> **What the task asks**: Can you print the rows below word for word, from the very first line through the line containing "info-value: แก่งกระจาน bbox=[284, 184, 350, 199]", with both of those lines included?

> **Stored rows**:
◆ ◆ ◆

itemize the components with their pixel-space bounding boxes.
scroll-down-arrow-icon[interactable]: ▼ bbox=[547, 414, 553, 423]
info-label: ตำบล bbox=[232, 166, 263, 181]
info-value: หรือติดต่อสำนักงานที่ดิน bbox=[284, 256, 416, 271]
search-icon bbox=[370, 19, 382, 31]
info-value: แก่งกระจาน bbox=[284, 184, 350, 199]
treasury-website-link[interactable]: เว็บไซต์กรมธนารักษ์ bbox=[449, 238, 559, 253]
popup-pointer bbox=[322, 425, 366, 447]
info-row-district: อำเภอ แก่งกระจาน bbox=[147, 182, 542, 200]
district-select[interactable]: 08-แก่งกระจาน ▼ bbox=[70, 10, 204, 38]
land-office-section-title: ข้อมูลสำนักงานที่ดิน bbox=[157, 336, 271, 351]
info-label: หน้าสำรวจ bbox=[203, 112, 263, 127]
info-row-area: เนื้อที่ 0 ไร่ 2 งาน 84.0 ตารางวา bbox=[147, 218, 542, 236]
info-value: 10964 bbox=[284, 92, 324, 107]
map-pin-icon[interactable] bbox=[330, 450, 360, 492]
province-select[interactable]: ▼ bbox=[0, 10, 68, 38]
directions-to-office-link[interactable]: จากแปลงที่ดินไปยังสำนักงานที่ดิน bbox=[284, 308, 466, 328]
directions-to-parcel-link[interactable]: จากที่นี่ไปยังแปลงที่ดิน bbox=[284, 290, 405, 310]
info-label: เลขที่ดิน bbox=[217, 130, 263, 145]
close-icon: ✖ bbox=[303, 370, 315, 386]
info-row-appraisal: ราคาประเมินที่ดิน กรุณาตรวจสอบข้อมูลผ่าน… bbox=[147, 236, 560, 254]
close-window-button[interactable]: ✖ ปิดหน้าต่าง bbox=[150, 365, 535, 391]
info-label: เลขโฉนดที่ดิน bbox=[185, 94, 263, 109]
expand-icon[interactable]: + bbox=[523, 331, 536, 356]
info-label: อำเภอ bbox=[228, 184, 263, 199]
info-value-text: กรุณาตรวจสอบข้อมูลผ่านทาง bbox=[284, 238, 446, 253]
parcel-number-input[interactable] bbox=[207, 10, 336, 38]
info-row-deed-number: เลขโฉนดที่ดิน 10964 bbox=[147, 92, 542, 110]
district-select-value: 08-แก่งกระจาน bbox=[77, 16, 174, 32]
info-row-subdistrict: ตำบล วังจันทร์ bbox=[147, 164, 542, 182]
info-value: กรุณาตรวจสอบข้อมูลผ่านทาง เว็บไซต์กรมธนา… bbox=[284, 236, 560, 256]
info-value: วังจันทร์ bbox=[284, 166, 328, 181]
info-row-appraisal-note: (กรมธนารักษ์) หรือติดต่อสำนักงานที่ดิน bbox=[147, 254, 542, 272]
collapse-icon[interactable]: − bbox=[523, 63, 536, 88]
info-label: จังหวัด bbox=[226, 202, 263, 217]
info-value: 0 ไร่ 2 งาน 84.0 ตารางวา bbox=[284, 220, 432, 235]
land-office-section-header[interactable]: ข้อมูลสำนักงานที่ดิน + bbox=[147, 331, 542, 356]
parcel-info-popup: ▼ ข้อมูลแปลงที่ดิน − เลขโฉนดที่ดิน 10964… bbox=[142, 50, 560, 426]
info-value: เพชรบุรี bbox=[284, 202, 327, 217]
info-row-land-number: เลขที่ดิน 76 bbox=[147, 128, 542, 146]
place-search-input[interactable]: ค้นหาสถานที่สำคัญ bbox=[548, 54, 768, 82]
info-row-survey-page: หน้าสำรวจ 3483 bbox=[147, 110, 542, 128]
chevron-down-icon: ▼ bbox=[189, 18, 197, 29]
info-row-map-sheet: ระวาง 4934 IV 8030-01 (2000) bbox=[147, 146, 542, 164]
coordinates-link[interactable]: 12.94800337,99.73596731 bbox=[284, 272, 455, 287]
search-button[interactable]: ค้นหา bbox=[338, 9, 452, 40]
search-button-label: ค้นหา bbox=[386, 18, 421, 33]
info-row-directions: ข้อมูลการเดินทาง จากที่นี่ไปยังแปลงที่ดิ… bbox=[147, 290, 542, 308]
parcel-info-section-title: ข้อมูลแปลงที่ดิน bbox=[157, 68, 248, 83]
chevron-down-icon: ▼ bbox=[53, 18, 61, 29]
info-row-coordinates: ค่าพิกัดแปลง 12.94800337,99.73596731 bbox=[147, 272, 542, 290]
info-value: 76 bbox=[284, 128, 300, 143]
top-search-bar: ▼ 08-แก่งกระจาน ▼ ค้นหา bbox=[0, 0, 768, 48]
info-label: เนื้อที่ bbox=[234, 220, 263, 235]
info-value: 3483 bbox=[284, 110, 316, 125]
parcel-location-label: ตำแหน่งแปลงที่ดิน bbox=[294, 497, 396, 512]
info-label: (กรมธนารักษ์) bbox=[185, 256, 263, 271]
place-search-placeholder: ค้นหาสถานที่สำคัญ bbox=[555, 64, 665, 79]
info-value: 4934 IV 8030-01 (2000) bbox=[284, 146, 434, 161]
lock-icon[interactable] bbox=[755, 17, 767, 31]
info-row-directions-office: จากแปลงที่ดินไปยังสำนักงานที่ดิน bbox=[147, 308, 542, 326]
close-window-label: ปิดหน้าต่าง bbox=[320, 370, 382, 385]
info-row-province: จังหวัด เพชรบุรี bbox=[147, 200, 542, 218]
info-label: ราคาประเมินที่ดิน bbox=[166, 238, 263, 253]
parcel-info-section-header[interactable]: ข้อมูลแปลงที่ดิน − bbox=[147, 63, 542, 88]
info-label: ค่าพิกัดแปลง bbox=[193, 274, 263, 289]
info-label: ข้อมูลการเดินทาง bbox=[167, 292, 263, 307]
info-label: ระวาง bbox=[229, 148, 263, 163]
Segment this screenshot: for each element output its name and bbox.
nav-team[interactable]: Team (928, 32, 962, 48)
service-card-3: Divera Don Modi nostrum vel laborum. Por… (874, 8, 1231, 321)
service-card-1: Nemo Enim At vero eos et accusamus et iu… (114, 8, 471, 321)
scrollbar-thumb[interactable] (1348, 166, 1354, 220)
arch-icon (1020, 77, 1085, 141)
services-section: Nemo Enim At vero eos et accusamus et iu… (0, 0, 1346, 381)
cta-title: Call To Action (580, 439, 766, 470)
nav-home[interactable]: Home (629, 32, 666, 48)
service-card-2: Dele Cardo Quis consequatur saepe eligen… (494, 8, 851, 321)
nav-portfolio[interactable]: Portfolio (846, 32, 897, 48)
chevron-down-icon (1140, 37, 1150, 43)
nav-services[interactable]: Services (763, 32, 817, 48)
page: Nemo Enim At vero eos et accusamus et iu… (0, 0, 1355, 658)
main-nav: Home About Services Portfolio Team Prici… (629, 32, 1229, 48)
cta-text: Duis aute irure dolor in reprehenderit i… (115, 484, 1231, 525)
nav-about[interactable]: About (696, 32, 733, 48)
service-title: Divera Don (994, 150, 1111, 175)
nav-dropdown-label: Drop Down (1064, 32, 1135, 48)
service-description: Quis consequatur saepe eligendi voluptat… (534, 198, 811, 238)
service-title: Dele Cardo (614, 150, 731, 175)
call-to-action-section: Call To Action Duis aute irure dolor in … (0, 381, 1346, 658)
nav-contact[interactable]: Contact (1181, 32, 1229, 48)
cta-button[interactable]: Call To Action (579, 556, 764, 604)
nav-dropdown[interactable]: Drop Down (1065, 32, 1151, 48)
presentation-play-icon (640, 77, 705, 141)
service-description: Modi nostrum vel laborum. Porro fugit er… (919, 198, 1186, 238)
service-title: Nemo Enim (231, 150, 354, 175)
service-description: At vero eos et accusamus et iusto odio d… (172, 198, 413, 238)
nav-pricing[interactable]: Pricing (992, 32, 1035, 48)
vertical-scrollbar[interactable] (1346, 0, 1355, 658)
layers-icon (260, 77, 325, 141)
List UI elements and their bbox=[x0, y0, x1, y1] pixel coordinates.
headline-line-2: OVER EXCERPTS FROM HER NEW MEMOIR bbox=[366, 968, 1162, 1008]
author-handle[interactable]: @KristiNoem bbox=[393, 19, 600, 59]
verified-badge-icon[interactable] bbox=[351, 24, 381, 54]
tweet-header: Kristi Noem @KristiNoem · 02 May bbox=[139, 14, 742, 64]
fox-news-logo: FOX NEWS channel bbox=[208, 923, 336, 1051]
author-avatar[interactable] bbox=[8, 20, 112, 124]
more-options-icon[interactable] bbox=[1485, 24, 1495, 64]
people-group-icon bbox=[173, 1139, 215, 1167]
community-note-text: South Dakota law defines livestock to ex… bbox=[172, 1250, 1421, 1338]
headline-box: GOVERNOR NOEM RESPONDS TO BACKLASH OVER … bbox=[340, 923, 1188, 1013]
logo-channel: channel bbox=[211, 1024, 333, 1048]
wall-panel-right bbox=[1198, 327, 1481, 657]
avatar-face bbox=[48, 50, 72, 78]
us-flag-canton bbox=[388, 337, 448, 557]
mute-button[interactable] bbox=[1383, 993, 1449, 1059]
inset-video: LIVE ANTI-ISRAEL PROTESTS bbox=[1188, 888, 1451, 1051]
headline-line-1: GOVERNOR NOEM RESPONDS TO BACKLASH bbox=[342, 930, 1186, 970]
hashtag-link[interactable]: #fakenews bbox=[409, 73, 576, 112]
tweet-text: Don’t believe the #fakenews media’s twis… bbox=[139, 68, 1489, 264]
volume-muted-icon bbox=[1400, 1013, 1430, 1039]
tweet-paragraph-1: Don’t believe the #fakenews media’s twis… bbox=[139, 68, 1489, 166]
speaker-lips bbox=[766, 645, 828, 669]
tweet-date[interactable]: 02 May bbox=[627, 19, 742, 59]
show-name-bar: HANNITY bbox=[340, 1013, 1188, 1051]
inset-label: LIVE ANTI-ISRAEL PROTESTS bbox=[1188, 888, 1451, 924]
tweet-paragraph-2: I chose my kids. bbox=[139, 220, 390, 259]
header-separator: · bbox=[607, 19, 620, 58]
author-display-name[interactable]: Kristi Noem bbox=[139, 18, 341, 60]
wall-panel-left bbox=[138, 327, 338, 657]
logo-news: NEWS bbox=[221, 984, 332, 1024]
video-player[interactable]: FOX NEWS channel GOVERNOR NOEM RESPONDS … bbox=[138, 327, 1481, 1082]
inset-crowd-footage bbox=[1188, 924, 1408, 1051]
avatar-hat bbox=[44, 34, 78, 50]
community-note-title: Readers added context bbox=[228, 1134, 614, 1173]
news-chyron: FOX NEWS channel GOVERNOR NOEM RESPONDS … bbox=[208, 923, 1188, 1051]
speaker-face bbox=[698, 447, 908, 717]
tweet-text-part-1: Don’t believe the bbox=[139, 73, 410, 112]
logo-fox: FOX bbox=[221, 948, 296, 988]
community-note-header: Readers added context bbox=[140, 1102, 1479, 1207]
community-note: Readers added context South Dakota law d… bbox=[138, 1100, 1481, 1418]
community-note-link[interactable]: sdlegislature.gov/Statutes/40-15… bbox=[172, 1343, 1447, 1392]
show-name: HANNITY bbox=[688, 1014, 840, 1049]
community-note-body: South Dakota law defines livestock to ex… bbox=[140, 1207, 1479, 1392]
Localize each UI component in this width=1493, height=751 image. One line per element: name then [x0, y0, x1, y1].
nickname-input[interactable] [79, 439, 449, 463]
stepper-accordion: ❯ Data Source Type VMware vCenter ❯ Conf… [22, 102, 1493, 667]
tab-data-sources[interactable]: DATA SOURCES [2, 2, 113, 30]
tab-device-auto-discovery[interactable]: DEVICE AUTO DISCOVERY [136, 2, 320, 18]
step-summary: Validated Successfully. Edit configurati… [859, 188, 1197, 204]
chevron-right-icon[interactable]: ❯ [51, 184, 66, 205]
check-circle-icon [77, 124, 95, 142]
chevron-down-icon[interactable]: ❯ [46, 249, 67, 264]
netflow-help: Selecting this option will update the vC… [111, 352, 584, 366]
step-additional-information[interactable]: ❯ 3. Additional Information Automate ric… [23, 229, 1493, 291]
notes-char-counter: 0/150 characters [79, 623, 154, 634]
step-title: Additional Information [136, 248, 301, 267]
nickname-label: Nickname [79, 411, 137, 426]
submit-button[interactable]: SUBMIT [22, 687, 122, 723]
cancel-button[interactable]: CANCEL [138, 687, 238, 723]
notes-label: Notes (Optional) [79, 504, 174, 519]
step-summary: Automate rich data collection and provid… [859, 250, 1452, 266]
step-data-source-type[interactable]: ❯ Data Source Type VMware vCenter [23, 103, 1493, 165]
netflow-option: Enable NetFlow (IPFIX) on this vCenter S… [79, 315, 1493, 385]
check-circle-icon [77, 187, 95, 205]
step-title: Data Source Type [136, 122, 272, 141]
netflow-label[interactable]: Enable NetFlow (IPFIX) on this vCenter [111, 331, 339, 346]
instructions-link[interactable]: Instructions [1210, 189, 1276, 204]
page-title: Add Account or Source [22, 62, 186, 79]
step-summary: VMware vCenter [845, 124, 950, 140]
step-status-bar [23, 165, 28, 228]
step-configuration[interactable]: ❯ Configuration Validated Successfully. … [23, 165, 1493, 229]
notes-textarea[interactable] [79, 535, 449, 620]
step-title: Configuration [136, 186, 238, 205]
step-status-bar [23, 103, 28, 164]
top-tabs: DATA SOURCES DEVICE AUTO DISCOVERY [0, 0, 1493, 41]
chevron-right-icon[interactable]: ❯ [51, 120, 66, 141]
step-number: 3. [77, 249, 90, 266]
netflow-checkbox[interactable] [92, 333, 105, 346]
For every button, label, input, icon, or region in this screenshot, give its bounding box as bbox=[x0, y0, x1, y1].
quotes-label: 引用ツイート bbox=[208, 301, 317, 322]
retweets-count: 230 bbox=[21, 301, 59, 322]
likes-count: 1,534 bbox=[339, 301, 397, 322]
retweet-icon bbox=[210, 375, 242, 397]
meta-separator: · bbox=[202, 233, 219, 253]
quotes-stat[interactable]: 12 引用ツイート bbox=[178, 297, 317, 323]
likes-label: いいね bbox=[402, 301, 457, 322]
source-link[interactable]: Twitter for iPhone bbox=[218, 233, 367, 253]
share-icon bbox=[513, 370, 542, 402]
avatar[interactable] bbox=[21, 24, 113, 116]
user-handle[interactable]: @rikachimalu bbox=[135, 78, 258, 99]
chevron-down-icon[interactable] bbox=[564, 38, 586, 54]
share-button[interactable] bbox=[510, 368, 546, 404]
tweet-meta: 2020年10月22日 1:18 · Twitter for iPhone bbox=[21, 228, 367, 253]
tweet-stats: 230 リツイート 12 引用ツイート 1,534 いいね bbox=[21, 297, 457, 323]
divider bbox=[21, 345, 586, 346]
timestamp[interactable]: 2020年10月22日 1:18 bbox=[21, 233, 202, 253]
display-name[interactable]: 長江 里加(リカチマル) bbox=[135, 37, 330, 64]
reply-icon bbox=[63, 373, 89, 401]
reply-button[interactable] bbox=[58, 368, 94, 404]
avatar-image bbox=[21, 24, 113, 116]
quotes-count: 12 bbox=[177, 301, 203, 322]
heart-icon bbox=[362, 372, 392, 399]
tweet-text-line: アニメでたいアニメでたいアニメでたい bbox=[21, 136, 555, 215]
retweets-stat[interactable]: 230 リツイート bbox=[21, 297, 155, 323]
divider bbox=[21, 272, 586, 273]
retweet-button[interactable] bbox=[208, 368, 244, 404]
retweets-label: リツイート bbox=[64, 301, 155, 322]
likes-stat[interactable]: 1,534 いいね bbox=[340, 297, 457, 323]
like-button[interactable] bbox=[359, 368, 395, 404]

◆ ◆ ◆

> **Result for this exercise**:
itemize the components with their pixel-space bounding boxes.
scroll-down-arrow-icon[interactable]: ▼ bbox=[547, 414, 553, 423]
info-label: ตำบล bbox=[232, 166, 263, 181]
info-value: หรือติดต่อสำนักงานที่ดิน bbox=[284, 256, 416, 271]
search-icon bbox=[370, 19, 382, 31]
info-value: แก่งกระจาน bbox=[284, 184, 350, 199]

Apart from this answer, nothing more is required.